WORK INSTRUCTION:
Search the records for the word "arrow" and pick out every line that has it.

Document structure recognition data
_ _ _ _ _ _ _
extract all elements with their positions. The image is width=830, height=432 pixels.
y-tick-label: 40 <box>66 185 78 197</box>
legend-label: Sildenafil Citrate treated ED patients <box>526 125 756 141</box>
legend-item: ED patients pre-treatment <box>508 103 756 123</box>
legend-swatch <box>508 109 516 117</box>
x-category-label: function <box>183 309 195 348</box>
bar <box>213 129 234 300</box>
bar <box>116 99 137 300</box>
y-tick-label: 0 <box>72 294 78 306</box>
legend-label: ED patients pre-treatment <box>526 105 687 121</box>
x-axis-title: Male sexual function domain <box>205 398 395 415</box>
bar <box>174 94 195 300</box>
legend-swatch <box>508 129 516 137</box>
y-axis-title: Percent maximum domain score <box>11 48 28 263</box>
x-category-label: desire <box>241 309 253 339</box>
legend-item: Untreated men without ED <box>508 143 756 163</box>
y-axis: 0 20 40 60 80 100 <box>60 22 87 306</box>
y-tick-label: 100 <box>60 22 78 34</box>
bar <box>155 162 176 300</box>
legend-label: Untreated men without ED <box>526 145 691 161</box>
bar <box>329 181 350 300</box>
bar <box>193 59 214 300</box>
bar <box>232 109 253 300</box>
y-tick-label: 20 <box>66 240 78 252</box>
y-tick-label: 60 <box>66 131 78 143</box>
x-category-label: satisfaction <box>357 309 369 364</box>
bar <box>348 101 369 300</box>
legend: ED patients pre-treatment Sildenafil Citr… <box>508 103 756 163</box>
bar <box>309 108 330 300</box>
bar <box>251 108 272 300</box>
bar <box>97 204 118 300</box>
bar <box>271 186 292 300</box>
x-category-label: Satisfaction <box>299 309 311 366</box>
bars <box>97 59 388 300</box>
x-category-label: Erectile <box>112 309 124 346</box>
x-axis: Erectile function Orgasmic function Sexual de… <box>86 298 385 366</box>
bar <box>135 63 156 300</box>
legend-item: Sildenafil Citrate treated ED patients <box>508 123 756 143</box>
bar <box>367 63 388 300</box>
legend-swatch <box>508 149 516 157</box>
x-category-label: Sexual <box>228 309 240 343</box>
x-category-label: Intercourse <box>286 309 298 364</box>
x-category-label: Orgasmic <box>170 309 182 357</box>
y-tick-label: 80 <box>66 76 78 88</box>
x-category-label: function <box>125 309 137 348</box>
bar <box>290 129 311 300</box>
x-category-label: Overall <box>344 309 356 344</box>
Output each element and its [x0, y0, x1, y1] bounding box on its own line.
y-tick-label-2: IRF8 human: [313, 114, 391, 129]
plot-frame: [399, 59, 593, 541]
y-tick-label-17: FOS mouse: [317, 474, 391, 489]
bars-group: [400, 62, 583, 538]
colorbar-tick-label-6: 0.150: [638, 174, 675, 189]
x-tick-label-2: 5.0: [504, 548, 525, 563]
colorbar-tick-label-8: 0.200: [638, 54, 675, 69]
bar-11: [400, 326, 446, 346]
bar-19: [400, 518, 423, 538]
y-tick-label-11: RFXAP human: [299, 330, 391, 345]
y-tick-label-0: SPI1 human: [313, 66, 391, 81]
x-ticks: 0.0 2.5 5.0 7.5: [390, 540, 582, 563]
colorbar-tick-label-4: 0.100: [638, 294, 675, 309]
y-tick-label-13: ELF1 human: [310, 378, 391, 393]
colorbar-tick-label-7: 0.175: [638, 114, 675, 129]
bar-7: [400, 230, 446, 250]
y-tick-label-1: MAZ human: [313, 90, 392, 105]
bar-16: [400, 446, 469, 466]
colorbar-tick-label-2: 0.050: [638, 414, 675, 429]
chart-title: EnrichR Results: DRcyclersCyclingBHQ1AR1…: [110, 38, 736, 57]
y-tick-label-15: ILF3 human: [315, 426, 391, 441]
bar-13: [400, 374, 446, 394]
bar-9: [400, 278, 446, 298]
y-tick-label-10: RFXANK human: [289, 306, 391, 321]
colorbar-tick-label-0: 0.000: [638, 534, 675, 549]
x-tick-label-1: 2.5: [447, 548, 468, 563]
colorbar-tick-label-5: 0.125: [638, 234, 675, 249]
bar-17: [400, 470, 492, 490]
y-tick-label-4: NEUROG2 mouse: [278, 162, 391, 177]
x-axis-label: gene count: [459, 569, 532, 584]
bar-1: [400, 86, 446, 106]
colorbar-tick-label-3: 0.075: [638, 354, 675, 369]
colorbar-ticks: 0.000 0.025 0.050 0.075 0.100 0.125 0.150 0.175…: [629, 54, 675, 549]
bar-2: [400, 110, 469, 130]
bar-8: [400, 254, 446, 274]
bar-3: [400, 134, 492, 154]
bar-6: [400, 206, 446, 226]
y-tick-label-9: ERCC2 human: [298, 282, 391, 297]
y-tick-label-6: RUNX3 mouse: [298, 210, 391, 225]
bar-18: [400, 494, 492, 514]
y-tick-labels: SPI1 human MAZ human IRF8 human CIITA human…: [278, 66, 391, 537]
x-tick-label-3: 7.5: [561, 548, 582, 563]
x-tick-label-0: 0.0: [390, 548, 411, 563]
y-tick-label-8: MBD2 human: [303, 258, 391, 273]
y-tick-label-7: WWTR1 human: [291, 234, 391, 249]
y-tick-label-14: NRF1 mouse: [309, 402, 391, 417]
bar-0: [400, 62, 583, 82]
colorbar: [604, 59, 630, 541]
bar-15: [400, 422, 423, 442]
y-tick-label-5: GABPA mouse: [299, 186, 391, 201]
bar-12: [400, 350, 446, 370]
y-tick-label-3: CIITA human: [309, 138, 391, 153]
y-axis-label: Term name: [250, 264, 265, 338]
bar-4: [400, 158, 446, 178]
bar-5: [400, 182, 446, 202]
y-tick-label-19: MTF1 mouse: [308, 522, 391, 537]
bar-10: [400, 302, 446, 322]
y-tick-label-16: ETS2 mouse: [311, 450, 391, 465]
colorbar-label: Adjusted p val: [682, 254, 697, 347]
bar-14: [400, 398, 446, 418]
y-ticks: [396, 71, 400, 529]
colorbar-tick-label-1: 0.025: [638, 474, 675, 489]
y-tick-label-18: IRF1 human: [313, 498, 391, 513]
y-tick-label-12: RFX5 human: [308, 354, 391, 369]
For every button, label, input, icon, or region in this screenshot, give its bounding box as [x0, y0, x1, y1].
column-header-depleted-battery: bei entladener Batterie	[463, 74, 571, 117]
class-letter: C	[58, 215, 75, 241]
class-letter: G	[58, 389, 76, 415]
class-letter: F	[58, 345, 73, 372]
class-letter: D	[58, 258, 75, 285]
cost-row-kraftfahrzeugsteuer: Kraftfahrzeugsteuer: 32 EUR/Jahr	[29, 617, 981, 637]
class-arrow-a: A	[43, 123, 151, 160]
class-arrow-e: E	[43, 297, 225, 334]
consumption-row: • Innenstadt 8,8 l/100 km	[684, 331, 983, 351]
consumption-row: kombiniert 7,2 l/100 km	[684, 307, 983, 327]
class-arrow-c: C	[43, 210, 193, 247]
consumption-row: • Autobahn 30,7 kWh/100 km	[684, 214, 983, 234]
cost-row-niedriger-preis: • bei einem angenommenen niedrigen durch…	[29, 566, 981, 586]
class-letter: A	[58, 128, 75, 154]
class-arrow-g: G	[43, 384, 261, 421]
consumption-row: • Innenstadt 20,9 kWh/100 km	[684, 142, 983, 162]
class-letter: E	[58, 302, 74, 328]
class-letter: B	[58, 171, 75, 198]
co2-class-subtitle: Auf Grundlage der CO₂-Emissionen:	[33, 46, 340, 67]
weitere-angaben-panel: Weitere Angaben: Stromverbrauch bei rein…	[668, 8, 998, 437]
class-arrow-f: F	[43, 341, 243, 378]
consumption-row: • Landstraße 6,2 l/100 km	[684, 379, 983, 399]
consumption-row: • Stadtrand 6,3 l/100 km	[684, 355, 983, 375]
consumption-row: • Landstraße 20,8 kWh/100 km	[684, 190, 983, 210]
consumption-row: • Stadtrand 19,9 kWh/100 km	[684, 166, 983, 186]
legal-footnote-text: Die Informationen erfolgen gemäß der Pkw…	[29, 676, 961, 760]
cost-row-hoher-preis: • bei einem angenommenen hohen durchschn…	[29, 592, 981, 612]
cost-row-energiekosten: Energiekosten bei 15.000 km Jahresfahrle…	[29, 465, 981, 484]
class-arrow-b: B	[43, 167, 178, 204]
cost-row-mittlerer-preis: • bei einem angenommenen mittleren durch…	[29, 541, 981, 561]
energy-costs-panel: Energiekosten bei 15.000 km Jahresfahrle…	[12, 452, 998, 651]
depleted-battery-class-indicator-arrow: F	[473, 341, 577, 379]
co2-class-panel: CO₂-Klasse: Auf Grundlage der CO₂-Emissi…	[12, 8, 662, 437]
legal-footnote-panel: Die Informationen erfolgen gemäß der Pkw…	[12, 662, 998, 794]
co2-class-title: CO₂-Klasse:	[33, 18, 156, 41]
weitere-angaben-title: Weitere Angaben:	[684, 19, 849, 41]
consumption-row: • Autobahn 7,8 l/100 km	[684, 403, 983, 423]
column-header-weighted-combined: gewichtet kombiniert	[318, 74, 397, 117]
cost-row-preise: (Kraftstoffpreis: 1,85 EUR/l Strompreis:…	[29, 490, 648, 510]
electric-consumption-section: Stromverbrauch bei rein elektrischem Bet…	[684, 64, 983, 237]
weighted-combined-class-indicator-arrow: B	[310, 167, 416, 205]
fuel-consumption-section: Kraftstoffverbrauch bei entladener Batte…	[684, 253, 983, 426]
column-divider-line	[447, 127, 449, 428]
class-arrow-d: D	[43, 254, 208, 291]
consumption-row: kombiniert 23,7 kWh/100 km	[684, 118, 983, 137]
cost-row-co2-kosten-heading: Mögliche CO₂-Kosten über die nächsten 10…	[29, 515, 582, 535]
_ _ _ _ _ _ _
WRITTEN SOLUTION:
class-arrow-a: A	[43, 123, 151, 160]
class-arrow-e: E	[43, 297, 225, 334]
class-arrow-c: C	[43, 210, 193, 247]
class-arrow-g: G	[43, 384, 261, 421]
class-arrow-f: F	[43, 341, 243, 378]
class-arrow-b: B	[43, 167, 178, 204]
depleted-battery-class-indicator-arrow: F	[473, 341, 577, 379]
weighted-combined-class-indicator-arrow: B	[310, 167, 416, 205]
class-arrow-d: D	[43, 254, 208, 291]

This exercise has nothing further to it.